─── Material to process ───

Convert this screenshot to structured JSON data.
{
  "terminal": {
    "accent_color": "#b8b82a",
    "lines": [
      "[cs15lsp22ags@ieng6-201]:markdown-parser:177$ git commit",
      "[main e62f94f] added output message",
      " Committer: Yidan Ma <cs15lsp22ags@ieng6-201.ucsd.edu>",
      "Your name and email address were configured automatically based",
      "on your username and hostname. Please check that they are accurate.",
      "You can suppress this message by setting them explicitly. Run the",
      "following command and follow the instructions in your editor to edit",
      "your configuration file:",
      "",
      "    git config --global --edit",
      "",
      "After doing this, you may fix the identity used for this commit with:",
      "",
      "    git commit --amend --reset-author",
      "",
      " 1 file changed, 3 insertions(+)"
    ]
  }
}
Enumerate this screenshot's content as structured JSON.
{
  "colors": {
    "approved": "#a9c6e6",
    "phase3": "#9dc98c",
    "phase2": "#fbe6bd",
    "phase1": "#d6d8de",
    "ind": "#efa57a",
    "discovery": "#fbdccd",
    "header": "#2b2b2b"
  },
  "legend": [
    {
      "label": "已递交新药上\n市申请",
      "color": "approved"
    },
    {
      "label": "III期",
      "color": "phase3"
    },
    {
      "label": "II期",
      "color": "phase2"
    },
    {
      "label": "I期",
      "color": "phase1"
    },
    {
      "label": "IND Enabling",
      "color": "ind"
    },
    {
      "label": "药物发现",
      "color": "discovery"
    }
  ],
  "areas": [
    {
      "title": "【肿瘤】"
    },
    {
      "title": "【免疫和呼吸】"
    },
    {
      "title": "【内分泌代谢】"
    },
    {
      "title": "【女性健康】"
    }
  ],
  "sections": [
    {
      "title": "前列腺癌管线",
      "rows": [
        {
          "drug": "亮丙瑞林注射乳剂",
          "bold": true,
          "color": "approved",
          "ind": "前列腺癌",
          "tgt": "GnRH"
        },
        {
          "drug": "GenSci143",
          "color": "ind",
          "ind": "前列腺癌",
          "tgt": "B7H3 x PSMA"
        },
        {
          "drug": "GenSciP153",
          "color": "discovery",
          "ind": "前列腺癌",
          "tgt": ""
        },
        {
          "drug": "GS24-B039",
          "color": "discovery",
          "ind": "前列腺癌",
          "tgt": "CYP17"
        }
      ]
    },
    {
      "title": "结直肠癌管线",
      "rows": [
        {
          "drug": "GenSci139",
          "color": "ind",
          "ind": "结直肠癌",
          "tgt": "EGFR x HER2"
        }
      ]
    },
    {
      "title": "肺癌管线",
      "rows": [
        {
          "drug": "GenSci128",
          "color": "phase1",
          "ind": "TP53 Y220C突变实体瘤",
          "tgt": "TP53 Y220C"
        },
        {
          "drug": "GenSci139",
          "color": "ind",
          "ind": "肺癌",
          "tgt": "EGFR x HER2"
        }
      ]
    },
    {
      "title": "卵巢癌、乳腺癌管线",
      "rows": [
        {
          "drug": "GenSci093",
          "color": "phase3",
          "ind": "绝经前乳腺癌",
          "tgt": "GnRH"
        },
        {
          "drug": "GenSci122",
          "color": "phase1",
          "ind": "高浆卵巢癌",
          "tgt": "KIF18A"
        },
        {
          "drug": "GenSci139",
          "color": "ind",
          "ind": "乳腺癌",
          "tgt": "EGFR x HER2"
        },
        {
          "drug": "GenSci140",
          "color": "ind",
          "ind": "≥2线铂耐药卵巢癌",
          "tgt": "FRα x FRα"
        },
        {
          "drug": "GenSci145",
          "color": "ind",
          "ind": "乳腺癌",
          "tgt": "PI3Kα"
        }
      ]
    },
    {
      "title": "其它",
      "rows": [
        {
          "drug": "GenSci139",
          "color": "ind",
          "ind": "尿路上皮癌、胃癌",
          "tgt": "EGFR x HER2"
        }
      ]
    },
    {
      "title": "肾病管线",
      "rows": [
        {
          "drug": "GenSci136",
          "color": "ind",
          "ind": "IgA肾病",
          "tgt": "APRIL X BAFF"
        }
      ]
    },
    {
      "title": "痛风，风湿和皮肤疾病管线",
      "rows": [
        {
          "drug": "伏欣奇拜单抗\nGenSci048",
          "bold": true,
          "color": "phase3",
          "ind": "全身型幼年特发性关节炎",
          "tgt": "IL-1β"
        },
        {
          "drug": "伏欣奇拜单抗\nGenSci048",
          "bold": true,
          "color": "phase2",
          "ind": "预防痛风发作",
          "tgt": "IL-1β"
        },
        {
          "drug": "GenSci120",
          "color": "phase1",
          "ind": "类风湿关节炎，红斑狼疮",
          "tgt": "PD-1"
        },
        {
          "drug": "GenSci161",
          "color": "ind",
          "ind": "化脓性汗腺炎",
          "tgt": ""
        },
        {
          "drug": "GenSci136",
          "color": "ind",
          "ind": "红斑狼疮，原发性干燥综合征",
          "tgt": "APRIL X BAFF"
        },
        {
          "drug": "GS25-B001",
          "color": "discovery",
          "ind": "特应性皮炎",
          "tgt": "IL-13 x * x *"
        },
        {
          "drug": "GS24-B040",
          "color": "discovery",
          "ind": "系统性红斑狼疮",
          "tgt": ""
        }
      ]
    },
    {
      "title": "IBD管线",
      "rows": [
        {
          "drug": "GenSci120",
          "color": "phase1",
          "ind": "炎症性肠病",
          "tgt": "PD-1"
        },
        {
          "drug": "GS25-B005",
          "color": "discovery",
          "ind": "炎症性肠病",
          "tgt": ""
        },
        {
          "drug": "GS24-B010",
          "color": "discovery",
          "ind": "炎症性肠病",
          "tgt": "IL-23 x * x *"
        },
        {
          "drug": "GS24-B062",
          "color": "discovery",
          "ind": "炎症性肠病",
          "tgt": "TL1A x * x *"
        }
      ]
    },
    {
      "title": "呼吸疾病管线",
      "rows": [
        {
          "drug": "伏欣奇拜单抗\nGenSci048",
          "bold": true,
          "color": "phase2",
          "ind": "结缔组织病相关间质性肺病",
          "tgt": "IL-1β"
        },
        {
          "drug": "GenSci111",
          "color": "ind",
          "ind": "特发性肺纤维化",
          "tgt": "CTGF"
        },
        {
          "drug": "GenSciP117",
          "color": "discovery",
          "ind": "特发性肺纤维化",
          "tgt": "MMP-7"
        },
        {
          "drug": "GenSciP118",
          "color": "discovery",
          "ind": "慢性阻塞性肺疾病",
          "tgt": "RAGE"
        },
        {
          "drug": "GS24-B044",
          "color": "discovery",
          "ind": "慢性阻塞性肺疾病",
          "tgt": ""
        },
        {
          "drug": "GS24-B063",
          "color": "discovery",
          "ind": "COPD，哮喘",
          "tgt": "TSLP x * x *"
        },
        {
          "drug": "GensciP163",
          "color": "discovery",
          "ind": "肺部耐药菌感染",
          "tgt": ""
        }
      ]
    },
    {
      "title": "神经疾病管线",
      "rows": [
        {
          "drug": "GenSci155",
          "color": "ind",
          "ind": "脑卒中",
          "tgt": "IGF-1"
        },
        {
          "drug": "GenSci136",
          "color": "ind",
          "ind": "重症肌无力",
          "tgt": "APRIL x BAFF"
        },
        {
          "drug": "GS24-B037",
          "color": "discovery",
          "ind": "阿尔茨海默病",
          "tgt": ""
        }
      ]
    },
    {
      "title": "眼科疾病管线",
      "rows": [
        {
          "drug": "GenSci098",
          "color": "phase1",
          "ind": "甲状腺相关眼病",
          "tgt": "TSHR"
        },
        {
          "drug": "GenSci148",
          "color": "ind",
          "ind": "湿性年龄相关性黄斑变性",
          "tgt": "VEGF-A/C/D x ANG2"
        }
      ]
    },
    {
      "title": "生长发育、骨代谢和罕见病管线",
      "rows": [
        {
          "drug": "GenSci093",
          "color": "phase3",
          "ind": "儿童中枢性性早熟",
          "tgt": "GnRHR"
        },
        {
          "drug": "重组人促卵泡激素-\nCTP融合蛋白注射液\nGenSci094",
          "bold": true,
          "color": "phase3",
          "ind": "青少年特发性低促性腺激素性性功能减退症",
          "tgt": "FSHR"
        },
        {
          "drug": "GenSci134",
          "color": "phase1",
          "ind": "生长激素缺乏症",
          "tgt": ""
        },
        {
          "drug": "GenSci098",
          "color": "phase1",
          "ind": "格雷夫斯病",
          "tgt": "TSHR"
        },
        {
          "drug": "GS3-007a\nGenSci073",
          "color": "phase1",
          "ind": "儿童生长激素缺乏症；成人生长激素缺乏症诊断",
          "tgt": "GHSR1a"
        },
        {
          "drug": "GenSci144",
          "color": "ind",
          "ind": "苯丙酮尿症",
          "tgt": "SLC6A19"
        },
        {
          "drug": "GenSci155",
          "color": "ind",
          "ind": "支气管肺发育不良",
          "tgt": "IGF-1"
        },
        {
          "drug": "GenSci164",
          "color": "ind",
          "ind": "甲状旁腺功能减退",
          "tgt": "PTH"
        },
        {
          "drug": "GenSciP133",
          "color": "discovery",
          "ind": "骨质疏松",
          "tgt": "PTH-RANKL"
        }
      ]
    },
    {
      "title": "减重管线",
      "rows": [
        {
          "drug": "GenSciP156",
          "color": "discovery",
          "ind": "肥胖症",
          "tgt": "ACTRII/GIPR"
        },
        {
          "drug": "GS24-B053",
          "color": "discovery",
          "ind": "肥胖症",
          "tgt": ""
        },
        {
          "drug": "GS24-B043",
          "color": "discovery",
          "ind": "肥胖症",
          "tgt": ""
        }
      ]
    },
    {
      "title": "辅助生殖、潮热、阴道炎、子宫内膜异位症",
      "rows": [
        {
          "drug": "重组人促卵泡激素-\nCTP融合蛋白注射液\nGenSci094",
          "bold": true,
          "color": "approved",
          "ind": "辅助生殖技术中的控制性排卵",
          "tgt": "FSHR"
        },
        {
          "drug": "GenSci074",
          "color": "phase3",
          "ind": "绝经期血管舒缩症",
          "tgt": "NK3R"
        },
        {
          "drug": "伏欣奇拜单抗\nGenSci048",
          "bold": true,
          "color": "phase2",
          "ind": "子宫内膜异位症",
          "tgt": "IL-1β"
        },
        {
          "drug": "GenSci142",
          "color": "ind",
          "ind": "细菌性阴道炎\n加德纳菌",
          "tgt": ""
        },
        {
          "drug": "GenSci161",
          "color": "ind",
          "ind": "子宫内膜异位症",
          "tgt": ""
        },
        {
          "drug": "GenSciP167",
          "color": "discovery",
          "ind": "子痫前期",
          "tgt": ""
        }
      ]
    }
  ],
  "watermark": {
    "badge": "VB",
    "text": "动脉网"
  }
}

───

:: What to do ::
Find and copy every line in the entries above where the string "approved" occurs.

:: Answer to the problem ::
    "approved": "#a9c6e6",
      "color": "approved"
          "color": "approved",
          "color": "approved",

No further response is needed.